■ Stated exercise ■
State the number of lines below in which the word "architectural" appears. Nothing else belongs in the answer.

--- start of Given information ---

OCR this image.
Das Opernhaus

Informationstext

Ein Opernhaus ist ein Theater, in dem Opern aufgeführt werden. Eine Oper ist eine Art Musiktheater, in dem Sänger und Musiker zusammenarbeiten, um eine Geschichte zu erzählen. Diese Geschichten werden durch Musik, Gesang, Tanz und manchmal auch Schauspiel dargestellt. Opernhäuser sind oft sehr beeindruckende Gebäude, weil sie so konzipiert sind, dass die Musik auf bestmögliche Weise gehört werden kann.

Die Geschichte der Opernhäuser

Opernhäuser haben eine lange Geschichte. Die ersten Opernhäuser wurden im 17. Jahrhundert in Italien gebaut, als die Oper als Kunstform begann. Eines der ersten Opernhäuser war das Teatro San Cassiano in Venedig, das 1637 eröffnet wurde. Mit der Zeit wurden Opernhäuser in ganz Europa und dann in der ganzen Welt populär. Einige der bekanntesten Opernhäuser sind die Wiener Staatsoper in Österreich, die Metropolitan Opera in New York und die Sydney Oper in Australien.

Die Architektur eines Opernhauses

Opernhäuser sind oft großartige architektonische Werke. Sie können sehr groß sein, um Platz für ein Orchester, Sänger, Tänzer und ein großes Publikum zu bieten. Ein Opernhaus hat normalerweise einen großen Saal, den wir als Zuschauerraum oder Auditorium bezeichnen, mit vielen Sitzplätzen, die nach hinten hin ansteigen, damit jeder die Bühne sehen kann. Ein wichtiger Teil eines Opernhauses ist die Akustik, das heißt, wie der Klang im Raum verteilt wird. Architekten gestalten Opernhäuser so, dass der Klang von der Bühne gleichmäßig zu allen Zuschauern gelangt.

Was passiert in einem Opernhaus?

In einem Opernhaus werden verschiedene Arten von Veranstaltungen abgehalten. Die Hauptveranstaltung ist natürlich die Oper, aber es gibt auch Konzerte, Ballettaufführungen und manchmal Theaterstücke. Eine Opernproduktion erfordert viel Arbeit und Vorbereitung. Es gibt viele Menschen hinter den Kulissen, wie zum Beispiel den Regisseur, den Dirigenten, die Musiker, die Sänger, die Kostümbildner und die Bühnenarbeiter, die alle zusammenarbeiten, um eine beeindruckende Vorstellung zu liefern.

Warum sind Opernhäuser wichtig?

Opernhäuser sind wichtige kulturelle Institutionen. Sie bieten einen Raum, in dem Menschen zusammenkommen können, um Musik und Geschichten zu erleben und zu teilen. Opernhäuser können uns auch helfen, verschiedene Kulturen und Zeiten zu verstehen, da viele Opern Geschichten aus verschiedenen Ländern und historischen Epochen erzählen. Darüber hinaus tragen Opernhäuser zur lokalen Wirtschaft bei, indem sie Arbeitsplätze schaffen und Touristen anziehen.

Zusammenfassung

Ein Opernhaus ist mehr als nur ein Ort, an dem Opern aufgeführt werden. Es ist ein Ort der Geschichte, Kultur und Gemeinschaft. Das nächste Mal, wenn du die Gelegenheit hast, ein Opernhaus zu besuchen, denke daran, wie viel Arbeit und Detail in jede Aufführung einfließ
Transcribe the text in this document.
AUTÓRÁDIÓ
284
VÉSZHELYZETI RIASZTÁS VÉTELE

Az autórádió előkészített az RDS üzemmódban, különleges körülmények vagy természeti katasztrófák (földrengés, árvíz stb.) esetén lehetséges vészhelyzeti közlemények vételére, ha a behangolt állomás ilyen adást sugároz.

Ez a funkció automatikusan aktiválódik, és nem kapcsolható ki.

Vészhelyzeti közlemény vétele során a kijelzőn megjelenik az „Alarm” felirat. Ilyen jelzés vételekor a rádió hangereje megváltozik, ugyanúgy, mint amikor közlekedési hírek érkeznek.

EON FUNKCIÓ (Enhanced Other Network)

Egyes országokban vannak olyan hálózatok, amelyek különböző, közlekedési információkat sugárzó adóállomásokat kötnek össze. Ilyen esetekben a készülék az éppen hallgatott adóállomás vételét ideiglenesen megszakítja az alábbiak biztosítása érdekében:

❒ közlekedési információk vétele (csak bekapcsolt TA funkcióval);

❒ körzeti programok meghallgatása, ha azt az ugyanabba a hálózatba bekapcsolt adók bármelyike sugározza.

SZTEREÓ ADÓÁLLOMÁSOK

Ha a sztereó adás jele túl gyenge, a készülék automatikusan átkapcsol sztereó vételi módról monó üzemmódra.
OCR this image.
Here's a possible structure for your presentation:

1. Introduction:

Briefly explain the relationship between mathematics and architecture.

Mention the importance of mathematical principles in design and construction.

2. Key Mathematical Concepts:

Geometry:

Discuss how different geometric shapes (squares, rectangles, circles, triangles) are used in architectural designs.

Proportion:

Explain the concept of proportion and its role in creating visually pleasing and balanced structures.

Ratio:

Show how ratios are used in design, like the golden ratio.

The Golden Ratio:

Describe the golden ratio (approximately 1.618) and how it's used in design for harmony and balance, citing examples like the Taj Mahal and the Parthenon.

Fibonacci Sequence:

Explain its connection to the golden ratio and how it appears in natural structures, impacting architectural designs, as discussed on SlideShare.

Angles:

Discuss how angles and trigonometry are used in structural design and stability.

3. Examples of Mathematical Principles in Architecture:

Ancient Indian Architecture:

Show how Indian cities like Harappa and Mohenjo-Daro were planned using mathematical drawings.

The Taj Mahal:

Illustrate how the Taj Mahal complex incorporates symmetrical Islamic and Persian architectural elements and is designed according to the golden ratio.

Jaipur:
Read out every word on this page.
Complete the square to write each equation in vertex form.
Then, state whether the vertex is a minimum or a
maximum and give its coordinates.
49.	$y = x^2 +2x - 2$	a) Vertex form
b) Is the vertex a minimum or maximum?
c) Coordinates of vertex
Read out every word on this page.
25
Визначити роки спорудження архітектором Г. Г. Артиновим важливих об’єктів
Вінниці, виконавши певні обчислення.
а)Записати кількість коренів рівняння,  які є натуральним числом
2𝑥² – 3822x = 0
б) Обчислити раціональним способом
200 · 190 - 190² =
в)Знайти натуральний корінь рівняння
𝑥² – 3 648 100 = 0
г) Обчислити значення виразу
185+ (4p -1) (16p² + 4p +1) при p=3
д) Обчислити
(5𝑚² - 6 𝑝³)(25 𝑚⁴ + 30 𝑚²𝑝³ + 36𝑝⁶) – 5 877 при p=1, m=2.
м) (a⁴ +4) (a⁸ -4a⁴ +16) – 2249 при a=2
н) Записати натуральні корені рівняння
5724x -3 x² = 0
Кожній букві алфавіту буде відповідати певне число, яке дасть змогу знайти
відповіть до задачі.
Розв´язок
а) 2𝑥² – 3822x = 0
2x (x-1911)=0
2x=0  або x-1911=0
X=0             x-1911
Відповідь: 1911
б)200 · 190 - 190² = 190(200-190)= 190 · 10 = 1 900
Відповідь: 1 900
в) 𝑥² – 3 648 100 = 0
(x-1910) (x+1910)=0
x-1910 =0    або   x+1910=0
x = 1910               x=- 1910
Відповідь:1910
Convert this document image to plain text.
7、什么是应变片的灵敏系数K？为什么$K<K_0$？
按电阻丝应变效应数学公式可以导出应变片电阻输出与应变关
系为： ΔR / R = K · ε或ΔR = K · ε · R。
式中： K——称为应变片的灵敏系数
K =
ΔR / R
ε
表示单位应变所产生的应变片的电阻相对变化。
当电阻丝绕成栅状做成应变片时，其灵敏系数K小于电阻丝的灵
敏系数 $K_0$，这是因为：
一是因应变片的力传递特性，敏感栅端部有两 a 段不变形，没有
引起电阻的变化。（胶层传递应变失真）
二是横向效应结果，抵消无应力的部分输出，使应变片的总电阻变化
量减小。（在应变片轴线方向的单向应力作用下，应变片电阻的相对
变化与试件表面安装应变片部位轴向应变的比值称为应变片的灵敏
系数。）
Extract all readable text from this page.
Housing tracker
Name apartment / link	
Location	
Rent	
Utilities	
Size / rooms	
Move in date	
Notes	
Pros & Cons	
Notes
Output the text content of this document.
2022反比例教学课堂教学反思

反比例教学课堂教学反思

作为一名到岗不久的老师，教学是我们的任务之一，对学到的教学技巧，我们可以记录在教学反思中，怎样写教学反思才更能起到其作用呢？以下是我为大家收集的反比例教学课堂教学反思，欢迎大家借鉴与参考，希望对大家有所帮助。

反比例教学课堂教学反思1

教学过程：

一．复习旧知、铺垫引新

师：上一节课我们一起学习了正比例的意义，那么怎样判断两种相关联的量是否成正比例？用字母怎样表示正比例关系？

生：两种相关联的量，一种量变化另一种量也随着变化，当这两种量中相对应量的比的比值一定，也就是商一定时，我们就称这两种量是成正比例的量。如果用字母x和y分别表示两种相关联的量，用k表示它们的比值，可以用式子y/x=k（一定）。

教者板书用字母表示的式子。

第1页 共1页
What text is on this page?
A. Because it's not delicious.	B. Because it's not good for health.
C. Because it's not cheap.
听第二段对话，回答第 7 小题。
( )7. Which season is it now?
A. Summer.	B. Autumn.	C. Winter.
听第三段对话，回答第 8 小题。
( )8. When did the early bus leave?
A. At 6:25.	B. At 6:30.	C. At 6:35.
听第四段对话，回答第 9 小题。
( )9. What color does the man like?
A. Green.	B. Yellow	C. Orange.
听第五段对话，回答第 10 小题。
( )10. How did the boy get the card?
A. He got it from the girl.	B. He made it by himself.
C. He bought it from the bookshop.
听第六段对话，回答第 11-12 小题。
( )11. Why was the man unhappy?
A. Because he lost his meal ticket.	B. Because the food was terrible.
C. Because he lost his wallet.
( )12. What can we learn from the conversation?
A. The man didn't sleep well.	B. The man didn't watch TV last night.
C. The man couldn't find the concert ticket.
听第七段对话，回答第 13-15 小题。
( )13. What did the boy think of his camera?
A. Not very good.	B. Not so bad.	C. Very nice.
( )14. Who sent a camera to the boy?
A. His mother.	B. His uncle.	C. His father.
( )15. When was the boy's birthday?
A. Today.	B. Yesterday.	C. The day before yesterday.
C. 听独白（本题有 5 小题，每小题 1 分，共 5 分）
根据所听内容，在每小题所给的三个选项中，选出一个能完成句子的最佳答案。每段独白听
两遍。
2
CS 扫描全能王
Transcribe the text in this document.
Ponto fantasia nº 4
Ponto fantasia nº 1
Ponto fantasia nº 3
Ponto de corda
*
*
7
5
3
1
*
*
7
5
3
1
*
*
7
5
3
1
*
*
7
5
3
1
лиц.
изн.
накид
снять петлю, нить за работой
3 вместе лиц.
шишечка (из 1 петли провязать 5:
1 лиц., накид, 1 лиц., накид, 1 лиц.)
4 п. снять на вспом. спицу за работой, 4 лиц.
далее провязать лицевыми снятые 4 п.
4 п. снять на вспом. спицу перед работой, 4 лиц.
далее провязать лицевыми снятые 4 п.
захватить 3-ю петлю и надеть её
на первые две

--- end of Given information ---

■ Written solution ■
3